=== Dataset records ===

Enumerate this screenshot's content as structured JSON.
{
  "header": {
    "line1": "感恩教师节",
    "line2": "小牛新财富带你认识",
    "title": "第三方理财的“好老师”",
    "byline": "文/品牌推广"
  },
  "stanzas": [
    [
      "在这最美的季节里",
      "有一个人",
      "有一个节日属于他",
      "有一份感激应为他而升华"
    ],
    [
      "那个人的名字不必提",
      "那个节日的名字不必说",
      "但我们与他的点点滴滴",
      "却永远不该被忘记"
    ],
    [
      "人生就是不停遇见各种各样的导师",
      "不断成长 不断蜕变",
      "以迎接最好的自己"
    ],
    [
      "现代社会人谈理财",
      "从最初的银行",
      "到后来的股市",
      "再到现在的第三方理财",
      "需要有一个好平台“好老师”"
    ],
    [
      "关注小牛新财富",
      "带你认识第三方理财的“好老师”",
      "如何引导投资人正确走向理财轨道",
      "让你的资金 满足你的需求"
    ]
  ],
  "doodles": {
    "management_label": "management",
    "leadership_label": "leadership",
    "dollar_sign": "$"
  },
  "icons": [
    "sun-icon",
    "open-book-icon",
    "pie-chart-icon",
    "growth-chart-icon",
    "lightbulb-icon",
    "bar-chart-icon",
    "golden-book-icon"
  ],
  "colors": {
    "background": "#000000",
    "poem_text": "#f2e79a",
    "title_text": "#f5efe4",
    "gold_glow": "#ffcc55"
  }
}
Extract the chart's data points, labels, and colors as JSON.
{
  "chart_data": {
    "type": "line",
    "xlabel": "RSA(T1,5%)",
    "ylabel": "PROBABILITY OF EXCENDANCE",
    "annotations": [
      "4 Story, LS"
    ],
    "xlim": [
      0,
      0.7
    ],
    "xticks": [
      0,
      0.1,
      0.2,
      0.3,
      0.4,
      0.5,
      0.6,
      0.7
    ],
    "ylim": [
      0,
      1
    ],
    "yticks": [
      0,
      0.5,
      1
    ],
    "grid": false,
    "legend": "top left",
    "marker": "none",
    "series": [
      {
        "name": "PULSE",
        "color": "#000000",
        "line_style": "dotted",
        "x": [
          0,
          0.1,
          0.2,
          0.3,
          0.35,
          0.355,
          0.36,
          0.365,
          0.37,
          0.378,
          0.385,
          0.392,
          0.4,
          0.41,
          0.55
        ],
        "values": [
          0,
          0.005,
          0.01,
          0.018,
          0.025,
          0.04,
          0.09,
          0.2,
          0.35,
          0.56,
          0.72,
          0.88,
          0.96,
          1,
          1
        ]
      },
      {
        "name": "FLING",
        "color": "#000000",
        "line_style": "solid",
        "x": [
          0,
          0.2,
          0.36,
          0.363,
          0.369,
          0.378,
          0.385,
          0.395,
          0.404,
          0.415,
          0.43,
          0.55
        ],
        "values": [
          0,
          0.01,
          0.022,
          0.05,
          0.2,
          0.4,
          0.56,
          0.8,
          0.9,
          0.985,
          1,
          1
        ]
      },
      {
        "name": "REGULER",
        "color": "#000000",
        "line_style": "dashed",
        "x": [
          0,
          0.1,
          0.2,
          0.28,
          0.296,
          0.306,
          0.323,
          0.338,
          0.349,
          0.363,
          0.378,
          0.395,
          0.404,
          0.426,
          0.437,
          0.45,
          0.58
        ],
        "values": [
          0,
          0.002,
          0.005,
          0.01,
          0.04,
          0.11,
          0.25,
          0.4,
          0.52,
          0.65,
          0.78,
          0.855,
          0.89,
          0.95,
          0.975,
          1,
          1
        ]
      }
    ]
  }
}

===

Challenge:
Make an exact copy of the records.

Expected output:
Enumerate this screenshot's content as structured JSON.
{
  "header": {
    "line1": "感恩教师节",
    "line2": "小牛新财富带你认识",
    "title": "第三方理财的“好老师”",
    "byline": "文/品牌推广"
  },
  "stanzas": [
    [
      "在这最美的季节里",
      "有一个人",
      "有一个节日属于他",
      "有一份感激应为他而升华"
    ],
    [
      "那个人的名字不必提",
      "那个节日的名字不必说",
      "但我们与他的点点滴滴",
      "却永远不该被忘记"
    ],
    [
      "人生就是不停遇见各种各样的导师",
      "不断成长 不断蜕变",
      "以迎接最好的自己"
    ],
    [
      "现代社会人谈理财",
      "从最初的银行",
      "到后来的股市",
      "再到现在的第三方理财",
      "需要有一个好平台“好老师”"
    ],
    [
      "关注小牛新财富",
      "带你认识第三方理财的“好老师”",
      "如何引导投资人正确走向理财轨道",
      "让你的资金 满足你的需求"
    ]
  ],
  "doodles": {
    "management_label": "management",
    "leadership_label": "leadership",
    "dollar_sign": "$"
  },
  "icons": [
    "sun-icon",
    "open-book-icon",
    "pie-chart-icon",
    "growth-chart-icon",
    "lightbulb-icon",
    "bar-chart-icon",
    "golden-book-icon"
  ],
  "colors": {
    "background": "#000000",
    "poem_text": "#f2e79a",
    "title_text": "#f5efe4",
    "gold_glow": "#ffcc55"
  }
}
Extract the chart's data points, labels, and colors as JSON.
{
  "chart_data": {
    "type": "line",
    "xlabel": "RSA(T1,5%)",
    "ylabel": "PROBABILITY OF EXCENDANCE",
    "annotations": [
      "4 Story, LS"
    ],
    "xlim": [
      0,
      0.7
    ],
    "xticks": [
      0,
      0.1,
      0.2,
      0.3,
      0.4,
      0.5,
      0.6,
      0.7
    ],
    "ylim": [
      0,
      1
    ],
    "yticks": [
      0,
      0.5,
      1
    ],
    "grid": false,
    "legend": "top left",
    "marker": "none",
    "series": [
      {
        "name": "PULSE",
        "color": "#000000",
        "line_style": "dotted",
        "x": [
          0,
          0.1,
          0.2,
          0.3,
          0.35,
          0.355,
          0.36,
          0.365,
          0.37,
          0.378,
          0.385,
          0.392,
          0.4,
          0.41,
          0.55
        ],
        "values": [
          0,
          0.005,
          0.01,
          0.018,
          0.025,
          0.04,
          0.09,
          0.2,
          0.35,
          0.56,
          0.72,
          0.88,
          0.96,
          1,
          1
        ]
      },
      {
        "name": "FLING",
        "color": "#000000",
        "line_style": "solid",
        "x": [
          0,
          0.2,
          0.36,
          0.363,
          0.369,
          0.378,
          0.385,
          0.395,
          0.404,
          0.415,
          0.43,
          0.55
        ],
        "values": [
          0,
          0.01,
          0.022,
          0.05,
          0.2,
          0.4,
          0.56,
          0.8,
          0.9,
          0.985,
          1,
          1
        ]
      },
      {
        "name": "REGULER",
        "color": "#000000",
        "line_style": "dashed",
        "x": [
          0,
          0.1,
          0.2,
          0.28,
          0.296,
          0.306,
          0.323,
          0.338,
          0.349,
          0.363,
          0.378,
          0.395,
          0.404,
          0.426,
          0.437,
          0.45,
          0.58
        ],
        "values": [
          0,
          0.002,
          0.005,
          0.01,
          0.04,
          0.11,
          0.25,
          0.4,
          0.52,
          0.65,
          0.78,
          0.855,
          0.89,
          0.95,
          0.975,
          1,
          1
        ]
      }
    ]
  }
}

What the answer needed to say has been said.